● What to do: Carry none of the pictures over; set down the material below exactly.

(Rows from a dataset)
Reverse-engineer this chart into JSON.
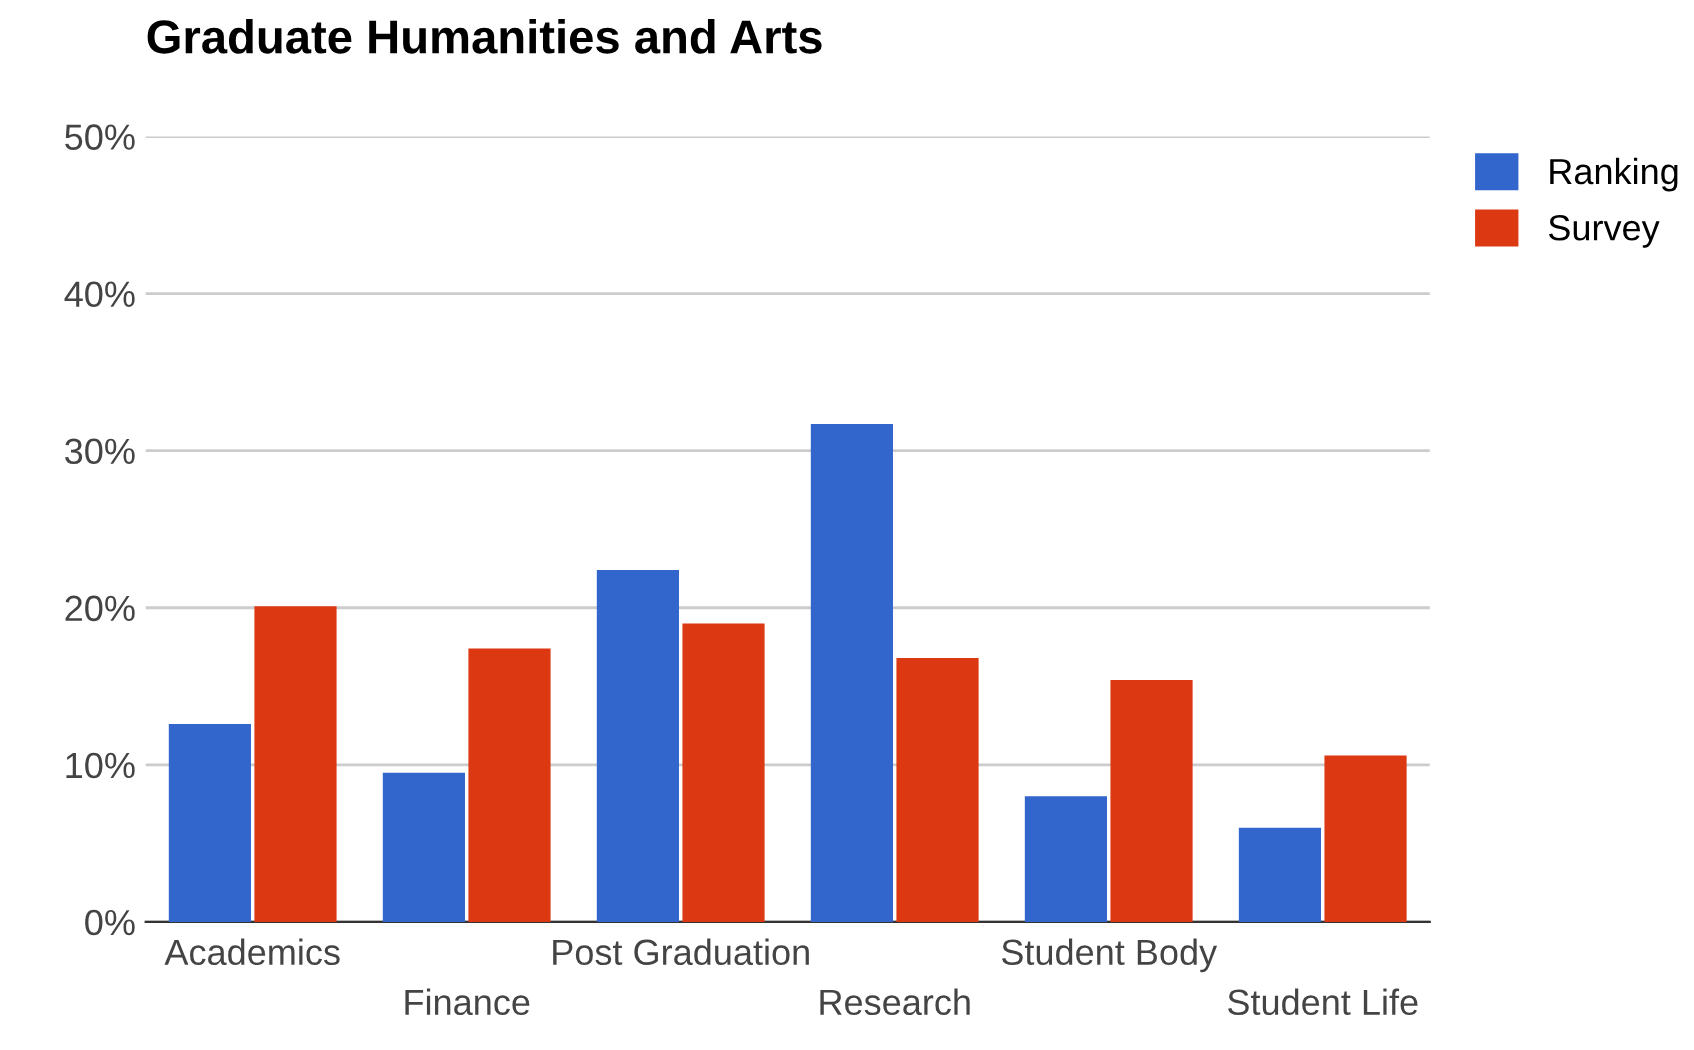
{
  "chart_data": {
    "type": "bar",
    "title": "Graduate Humanities and Arts",
    "categories": [
      "Academics",
      "Finance",
      "Post Graduation",
      "Research",
      "Student Body",
      "Student Life"
    ],
    "series": [
      {
        "name": "Ranking",
        "color": "#3366cc",
        "values": [
          12.6,
          9.5,
          22.4,
          31.7,
          8.0,
          6.0
        ]
      },
      {
        "name": "Survey",
        "color": "#dc3912",
        "values": [
          20.1,
          17.4,
          19.0,
          16.8,
          15.4,
          10.6
        ]
      }
    ],
    "ylim": [
      0,
      50
    ],
    "yticks": [
      {
        "value": 0,
        "label": "0%"
      },
      {
        "value": 10,
        "label": "10%"
      },
      {
        "value": 20,
        "label": "20%"
      },
      {
        "value": 30,
        "label": "30%"
      },
      {
        "value": 40,
        "label": "40%"
      },
      {
        "value": 50,
        "label": "50%"
      }
    ],
    "grid": "y",
    "legend": "top right"
  }
}
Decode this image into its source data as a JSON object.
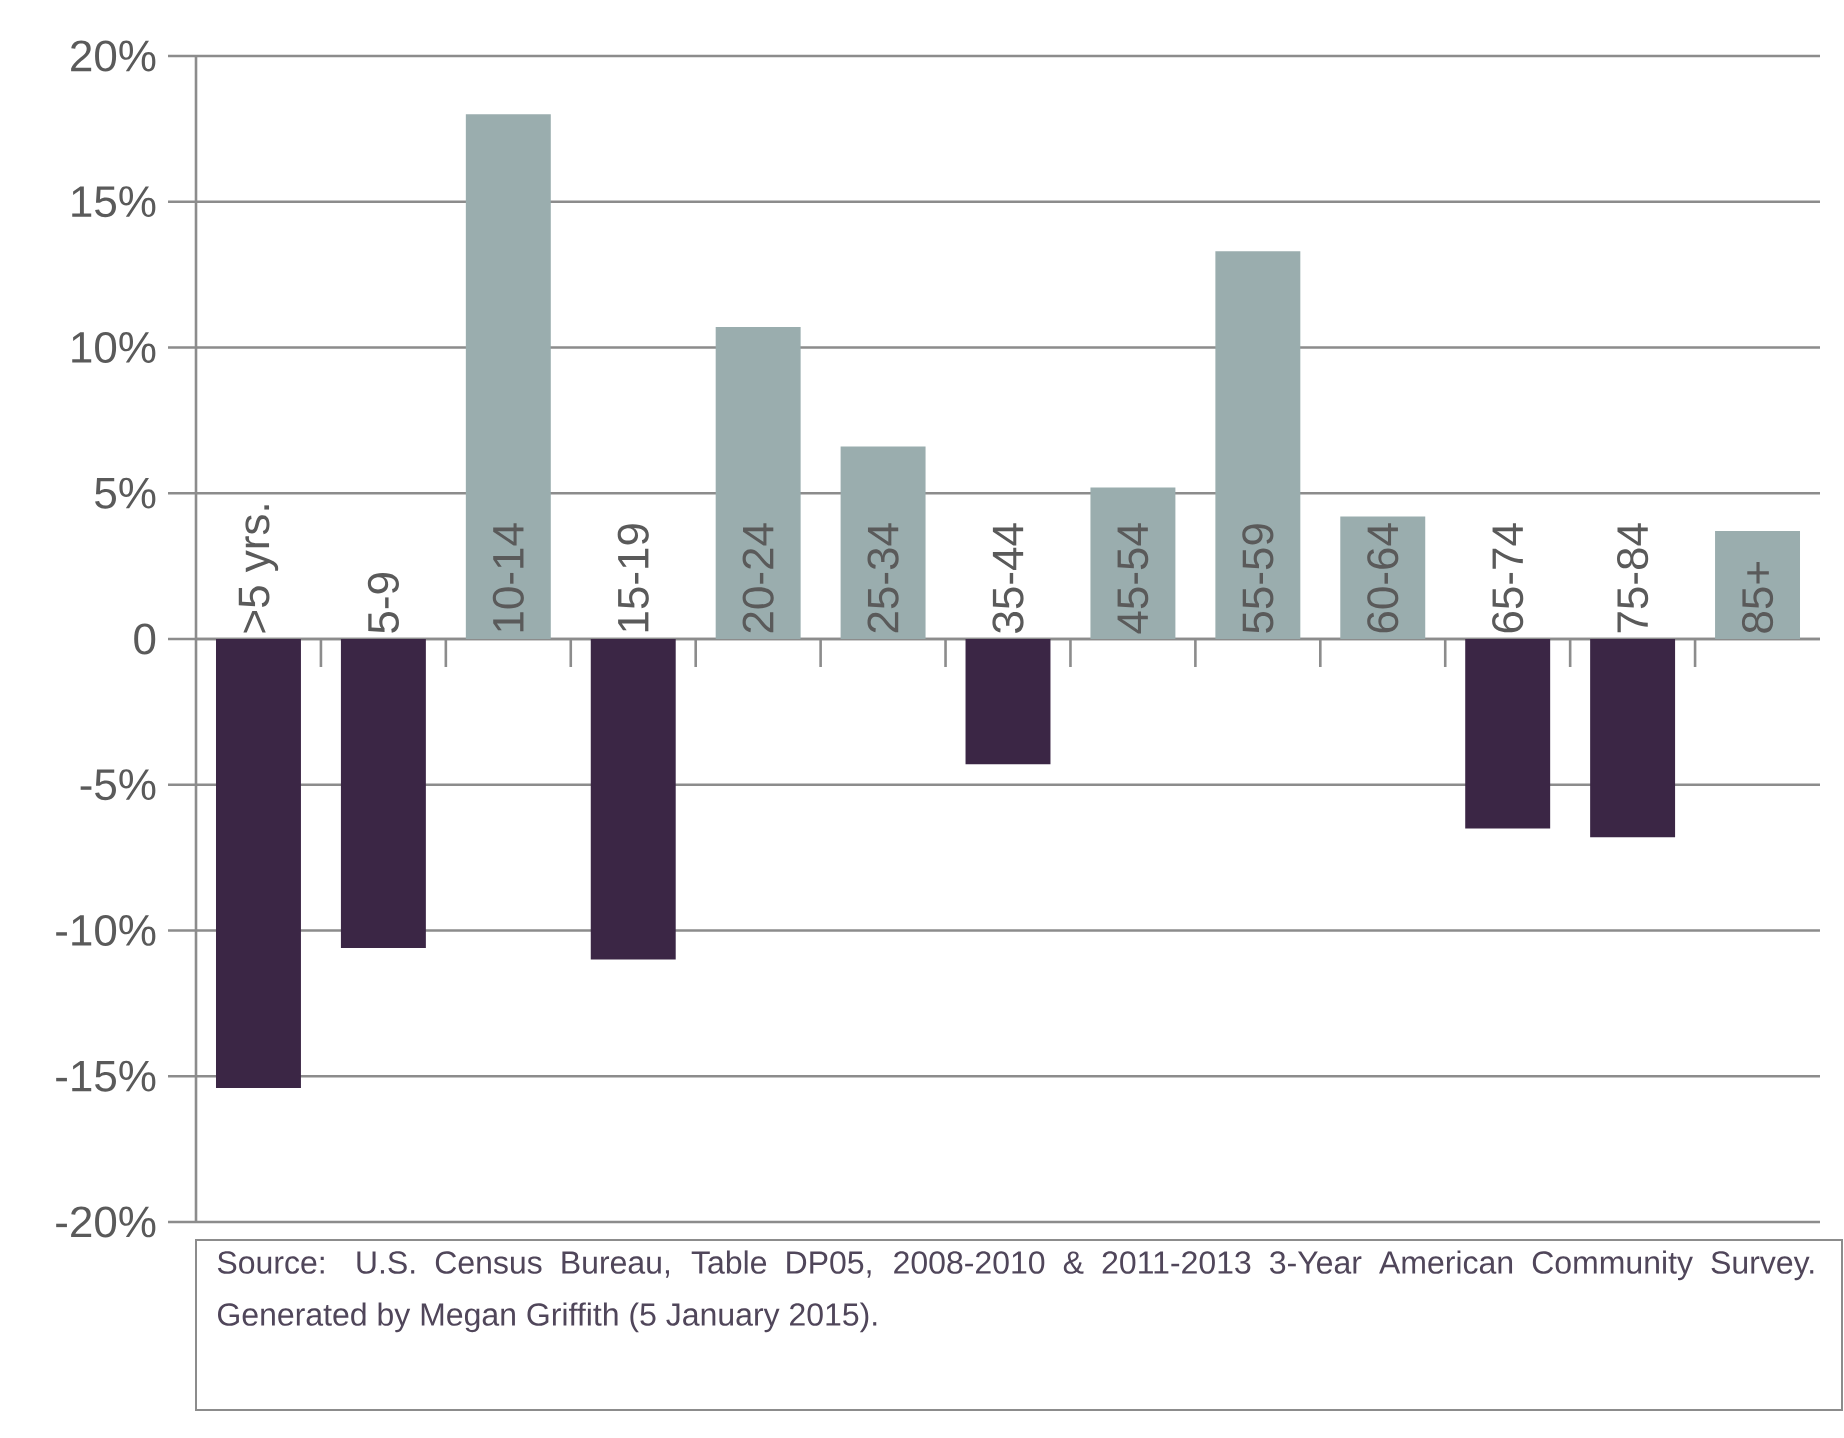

● Task answer:
Reverse-engineer this chart into JSON.
{
  "chart_data": {
    "type": "bar",
    "title": "Graduate Humanities and Arts",
    "categories": [
      "Academics",
      "Finance",
      "Post Graduation",
      "Research",
      "Student Body",
      "Student Life"
    ],
    "series": [
      {
        "name": "Ranking",
        "color": "#3366cc",
        "values": [
          12.6,
          9.5,
          22.4,
          31.7,
          8.0,
          6.0
        ]
      },
      {
        "name": "Survey",
        "color": "#dc3912",
        "values": [
          20.1,
          17.4,
          19.0,
          16.8,
          15.4,
          10.6
        ]
      }
    ],
    "ylim": [
      0,
      50
    ],
    "yticks": [
      {
        "value": 0,
        "label": "0%"
      },
      {
        "value": 10,
        "label": "10%"
      },
      {
        "value": 20,
        "label": "20%"
      },
      {
        "value": 30,
        "label": "30%"
      },
      {
        "value": 40,
        "label": "40%"
      },
      {
        "value": 50,
        "label": "50%"
      }
    ],
    "grid": "y",
    "legend": "top right"
  }
}
Decode this image into its source data as a JSON object.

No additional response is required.